Records to use
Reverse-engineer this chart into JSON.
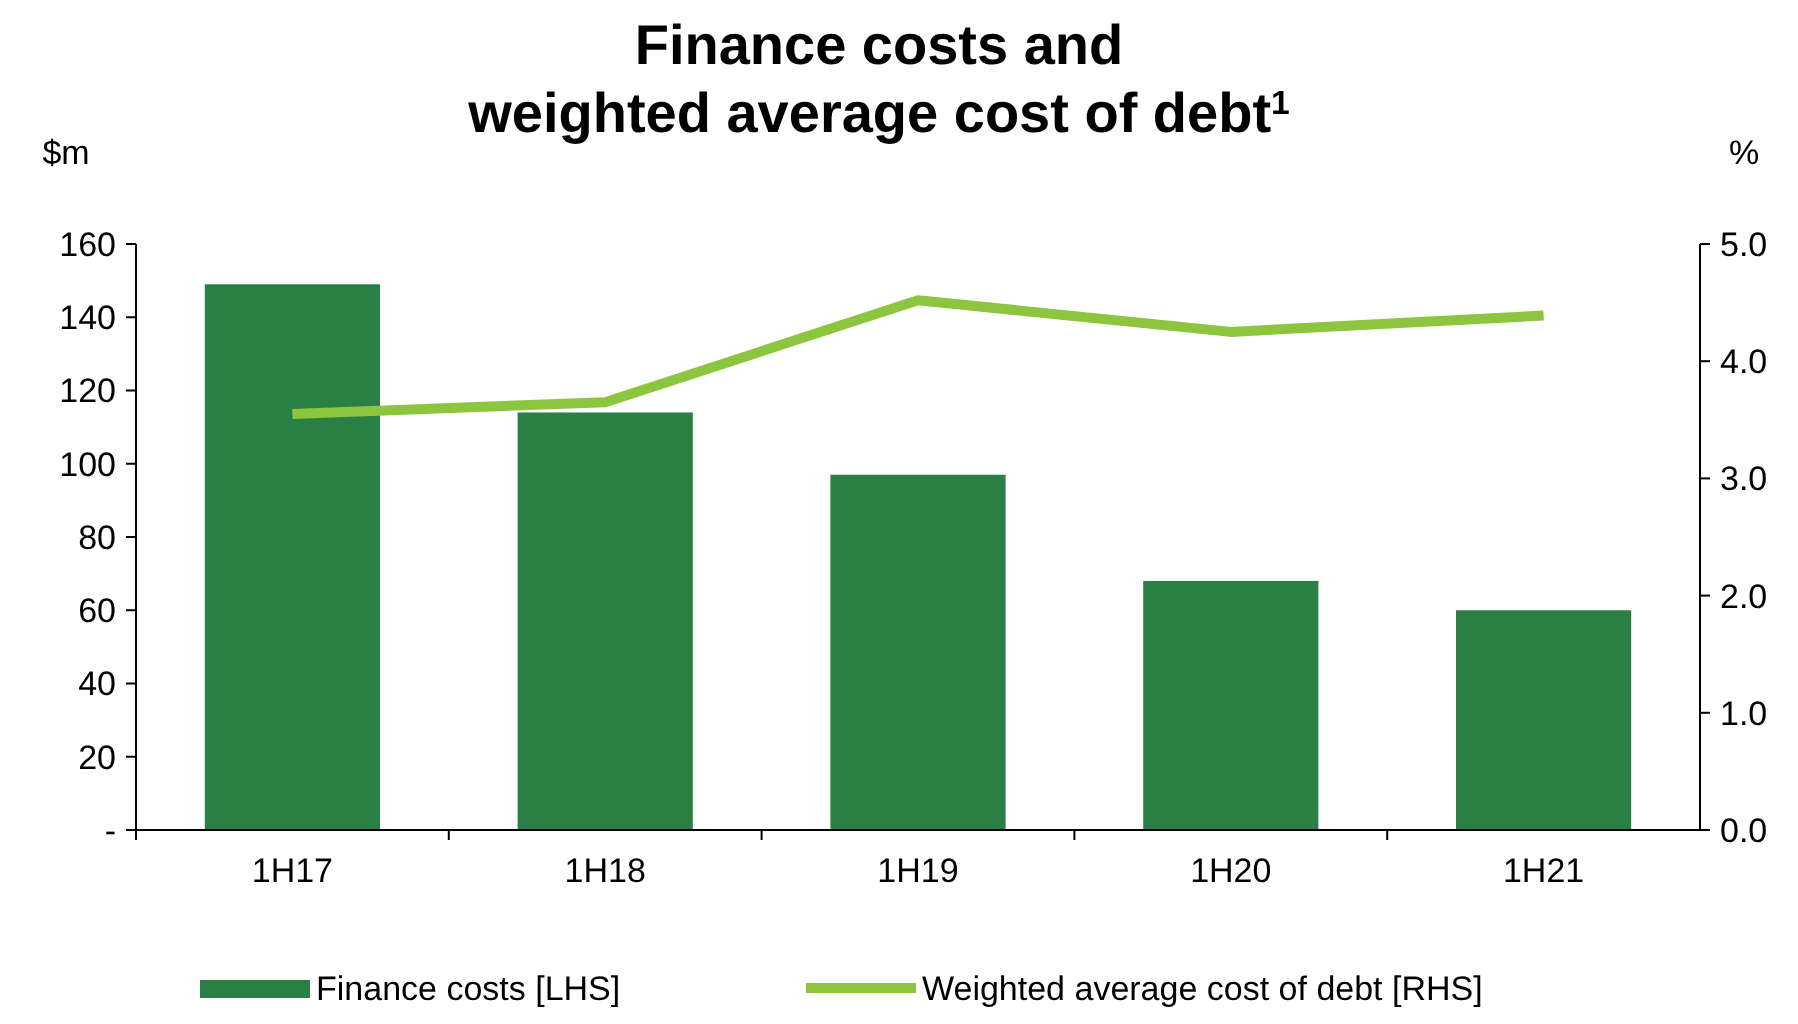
{
  "chart_data": {
    "type": "bar",
    "title": "Finance costs and\nweighted average cost of debt$^{1}$",
    "ylabel": "$m",
    "y2label": "%",
    "categories": [
      "1H17",
      "1H18",
      "1H19",
      "1H20",
      "1H21"
    ],
    "series": [
      {
        "name": "Finance costs [LHS]",
        "color": "#2a7f45",
        "values": [
          149,
          114,
          97,
          68,
          60
        ]
      },
      {
        "name": "Weighted average cost of debt [RHS]",
        "type": "line",
        "axis": "y2",
        "color": "#8cc63f",
        "values": [
          3.55,
          3.65,
          4.52,
          4.25,
          4.39
        ]
      }
    ],
    "ylim": [
      0,
      160
    ],
    "yticks": [
      {
        "value": 0,
        "label": "-"
      },
      20,
      40,
      60,
      80,
      100,
      120,
      140,
      160
    ],
    "y2lim": [
      0,
      5
    ],
    "y2ticks": [
      {
        "value": 0,
        "label": "0.0"
      },
      {
        "value": 1,
        "label": "1.0"
      },
      {
        "value": 2,
        "label": "2.0"
      },
      {
        "value": 3,
        "label": "3.0"
      },
      {
        "value": 4,
        "label": "4.0"
      },
      {
        "value": 5,
        "label": "5.0"
      }
    ],
    "grid": false,
    "legend": "bottom",
    "marker": "none",
    "line_style": "solid"
  }
}
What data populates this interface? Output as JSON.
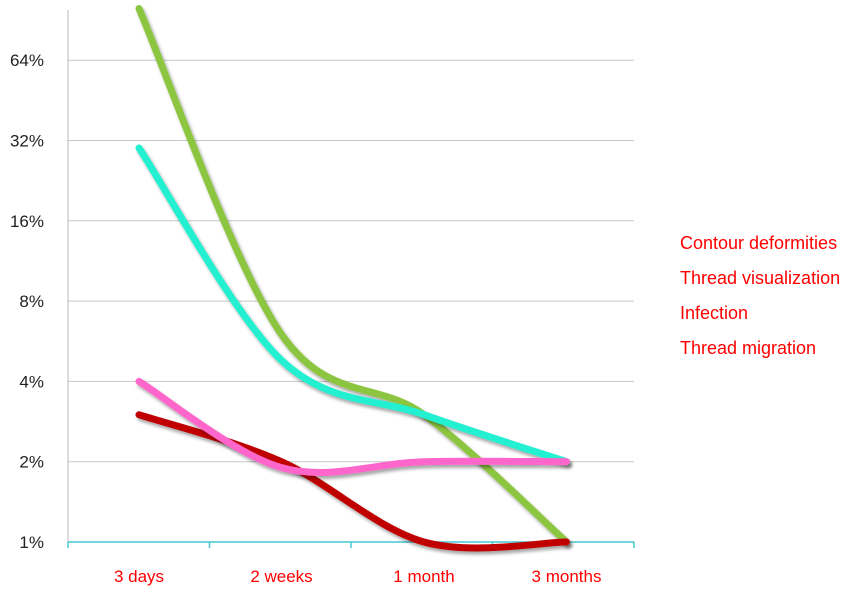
{
  "chart_data": {
    "type": "line",
    "title": "",
    "xlabel": "",
    "ylabel": "",
    "yscale": "log2",
    "ylim": [
      1,
      100
    ],
    "y_ticks": [
      {
        "value": 1,
        "label": "1%"
      },
      {
        "value": 2,
        "label": "2%"
      },
      {
        "value": 4,
        "label": "4%"
      },
      {
        "value": 8,
        "label": "8%"
      },
      {
        "value": 16,
        "label": "16%"
      },
      {
        "value": 32,
        "label": "32%"
      },
      {
        "value": 64,
        "label": "64%"
      }
    ],
    "categories": [
      "3 days",
      "2 weeks",
      "1 month",
      "3 months"
    ],
    "grid": true,
    "legend_position": "right",
    "label_color": "#ff0000",
    "series": [
      {
        "name": "Contour deformities",
        "color": "#8cc63f",
        "values": [
          100,
          6,
          3,
          1
        ],
        "dark_color": "#7a8f8a"
      },
      {
        "name": "Thread visualization",
        "color": "#21f0d0",
        "values": [
          30,
          4.8,
          3,
          2
        ],
        "dark_color": "#9aa6aa"
      },
      {
        "name": "Infection",
        "color": "#c00000",
        "values": [
          3,
          2,
          1,
          1
        ],
        "dark_color": "#7a0000"
      },
      {
        "name": "Thread migration",
        "color": "#ff66cc",
        "values": [
          4,
          1.9,
          2,
          2
        ],
        "dark_color": "#c9a9c0"
      }
    ]
  }
}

Problem
Locate all lines in the listing above with the word "this" and copy them.

Exercise solution
Reverse-engineer this chart into JSON.
What data populates this interface? Output as JSON.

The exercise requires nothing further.